Written instruction: Repeat exactly each line of the data provided below.

-- start of Source data --

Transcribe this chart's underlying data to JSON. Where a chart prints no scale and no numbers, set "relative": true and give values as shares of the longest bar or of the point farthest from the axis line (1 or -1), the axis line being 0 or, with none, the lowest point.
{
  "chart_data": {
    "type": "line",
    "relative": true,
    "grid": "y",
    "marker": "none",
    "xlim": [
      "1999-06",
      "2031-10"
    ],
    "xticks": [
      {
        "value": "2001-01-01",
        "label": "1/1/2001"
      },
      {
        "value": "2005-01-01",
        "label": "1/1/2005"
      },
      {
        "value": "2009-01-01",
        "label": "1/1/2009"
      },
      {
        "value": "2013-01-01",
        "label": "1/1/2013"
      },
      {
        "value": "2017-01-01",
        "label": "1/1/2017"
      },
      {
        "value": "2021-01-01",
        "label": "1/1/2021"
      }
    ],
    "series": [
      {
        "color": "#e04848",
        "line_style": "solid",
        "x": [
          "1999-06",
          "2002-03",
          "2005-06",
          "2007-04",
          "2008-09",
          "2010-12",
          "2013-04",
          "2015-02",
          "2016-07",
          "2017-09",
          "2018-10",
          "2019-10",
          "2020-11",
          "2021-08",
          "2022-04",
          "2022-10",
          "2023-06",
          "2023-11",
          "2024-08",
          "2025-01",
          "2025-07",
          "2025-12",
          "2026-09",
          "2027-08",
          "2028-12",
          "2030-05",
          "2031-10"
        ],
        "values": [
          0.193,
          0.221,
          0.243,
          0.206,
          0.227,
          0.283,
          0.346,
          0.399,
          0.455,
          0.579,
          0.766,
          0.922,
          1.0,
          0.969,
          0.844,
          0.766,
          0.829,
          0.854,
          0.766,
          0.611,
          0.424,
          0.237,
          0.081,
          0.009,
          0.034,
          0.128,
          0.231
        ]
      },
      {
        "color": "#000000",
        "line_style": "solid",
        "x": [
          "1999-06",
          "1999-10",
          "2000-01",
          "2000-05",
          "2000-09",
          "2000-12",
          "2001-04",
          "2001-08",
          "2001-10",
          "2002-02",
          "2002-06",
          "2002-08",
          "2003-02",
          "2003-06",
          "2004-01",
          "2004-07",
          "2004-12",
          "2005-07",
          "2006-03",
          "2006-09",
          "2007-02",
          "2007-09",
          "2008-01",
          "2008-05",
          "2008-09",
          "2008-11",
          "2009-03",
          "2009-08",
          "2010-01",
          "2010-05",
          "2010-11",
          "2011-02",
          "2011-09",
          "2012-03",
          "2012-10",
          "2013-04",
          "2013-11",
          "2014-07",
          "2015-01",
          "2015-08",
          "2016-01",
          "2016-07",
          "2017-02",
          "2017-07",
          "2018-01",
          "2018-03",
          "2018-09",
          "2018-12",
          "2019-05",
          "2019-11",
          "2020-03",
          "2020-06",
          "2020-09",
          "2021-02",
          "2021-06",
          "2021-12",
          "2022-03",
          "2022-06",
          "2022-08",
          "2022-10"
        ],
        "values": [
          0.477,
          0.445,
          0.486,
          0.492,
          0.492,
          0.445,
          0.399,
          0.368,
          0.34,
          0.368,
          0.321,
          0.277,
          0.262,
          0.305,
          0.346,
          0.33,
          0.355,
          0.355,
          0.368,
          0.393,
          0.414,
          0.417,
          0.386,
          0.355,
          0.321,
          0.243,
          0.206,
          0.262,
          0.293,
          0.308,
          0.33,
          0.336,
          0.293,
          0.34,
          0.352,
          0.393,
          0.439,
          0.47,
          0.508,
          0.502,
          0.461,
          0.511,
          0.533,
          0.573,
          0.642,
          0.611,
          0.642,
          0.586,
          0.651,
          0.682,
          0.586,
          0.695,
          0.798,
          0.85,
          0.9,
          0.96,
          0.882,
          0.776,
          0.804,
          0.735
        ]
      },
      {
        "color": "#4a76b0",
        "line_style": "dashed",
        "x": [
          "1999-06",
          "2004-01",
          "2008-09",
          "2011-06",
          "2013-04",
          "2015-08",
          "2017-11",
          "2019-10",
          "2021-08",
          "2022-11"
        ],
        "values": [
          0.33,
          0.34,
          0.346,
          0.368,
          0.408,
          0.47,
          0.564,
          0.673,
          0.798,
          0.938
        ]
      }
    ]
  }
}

-- end of Source data --

Solution:
Transcribe this chart's underlying data to JSON. Where a chart prints no scale and no numbers, set "relative": true and give values as shares of the longest bar or of the point farthest from the axis line (1 or -1), the axis line being 0 or, with none, the lowest point.
{
  "chart_data": {
    "type": "line",
    "relative": true,
    "grid": "y",
    "marker": "none",
    "xlim": [
      "1999-06",
      "2031-10"
    ],
    "xticks": [
      {
        "value": "2001-01-01",
        "label": "1/1/2001"
      },
      {
        "value": "2005-01-01",
        "label": "1/1/2005"
      },
      {
        "value": "2009-01-01",
        "label": "1/1/2009"
      },
      {
        "value": "2013-01-01",
        "label": "1/1/2013"
      },
      {
        "value": "2017-01-01",
        "label": "1/1/2017"
      },
      {
        "value": "2021-01-01",
        "label": "1/1/2021"
      }
    ],
    "series": [
      {
        "color": "#e04848",
        "line_style": "solid",
        "x": [
          "1999-06",
          "2002-03",
          "2005-06",
          "2007-04",
          "2008-09",
          "2010-12",
          "2013-04",
          "2015-02",
          "2016-07",
          "2017-09",
          "2018-10",
          "2019-10",
          "2020-11",
          "2021-08",
          "2022-04",
          "2022-10",
          "2023-06",
          "2023-11",
          "2024-08",
          "2025-01",
          "2025-07",
          "2025-12",
          "2026-09",
          "2027-08",
          "2028-12",
          "2030-05",
          "2031-10"
        ],
        "values": [
          0.193,
          0.221,
          0.243,
          0.206,
          0.227,
          0.283,
          0.346,
          0.399,
          0.455,
          0.579,
          0.766,
          0.922,
          1.0,
          0.969,
          0.844,
          0.766,
          0.829,
          0.854,
          0.766,
          0.611,
          0.424,
          0.237,
          0.081,
          0.009,
          0.034,
          0.128,
          0.231
        ]
      },
      {
        "color": "#000000",
        "line_style": "solid",
        "x": [
          "1999-06",
          "1999-10",
          "2000-01",
          "2000-05",
          "2000-09",
          "2000-12",
          "2001-04",
          "2001-08",
          "2001-10",
          "2002-02",
          "2002-06",
          "2002-08",
          "2003-02",
          "2003-06",
          "2004-01",
          "2004-07",
          "2004-12",
          "2005-07",
          "2006-03",
          "2006-09",
          "2007-02",
          "2007-09",
          "2008-01",
          "2008-05",
          "2008-09",
          "2008-11",
          "2009-03",
          "2009-08",
          "2010-01",
          "2010-05",
          "2010-11",
          "2011-02",
          "2011-09",
          "2012-03",
          "2012-10",
          "2013-04",
          "2013-11",
          "2014-07",
          "2015-01",
          "2015-08",
          "2016-01",
          "2016-07",
          "2017-02",
          "2017-07",
          "2018-01",
          "2018-03",
          "2018-09",
          "2018-12",
          "2019-05",
          "2019-11",
          "2020-03",
          "2020-06",
          "2020-09",
          "2021-02",
          "2021-06",
          "2021-12",
          "2022-03",
          "2022-06",
          "2022-08",
          "2022-10"
        ],
        "values": [
          0.477,
          0.445,
          0.486,
          0.492,
          0.492,
          0.445,
          0.399,
          0.368,
          0.34,
          0.368,
          0.321,
          0.277,
          0.262,
          0.305,
          0.346,
          0.33,
          0.355,
          0.355,
          0.368,
          0.393,
          0.414,
          0.417,
          0.386,
          0.355,
          0.321,
          0.243,
          0.206,
          0.262,
          0.293,
          0.308,
          0.33,
          0.336,
          0.293,
          0.34,
          0.352,
          0.393,
          0.439,
          0.47,
          0.508,
          0.502,
          0.461,
          0.511,
          0.533,
          0.573,
          0.642,
          0.611,
          0.642,
          0.586,
          0.651,
          0.682,
          0.586,
          0.695,
          0.798,
          0.85,
          0.9,
          0.96,
          0.882,
          0.776,
          0.804,
          0.735
        ]
      },
      {
        "color": "#4a76b0",
        "line_style": "dashed",
        "x": [
          "1999-06",
          "2004-01",
          "2008-09",
          "2011-06",
          "2013-04",
          "2015-08",
          "2017-11",
          "2019-10",
          "2021-08",
          "2022-11"
        ],
        "values": [
          0.33,
          0.34,
          0.346,
          0.368,
          0.408,
          0.47,
          0.564,
          0.673,
          0.798,
          0.938
        ]
      }
    ]
  }
}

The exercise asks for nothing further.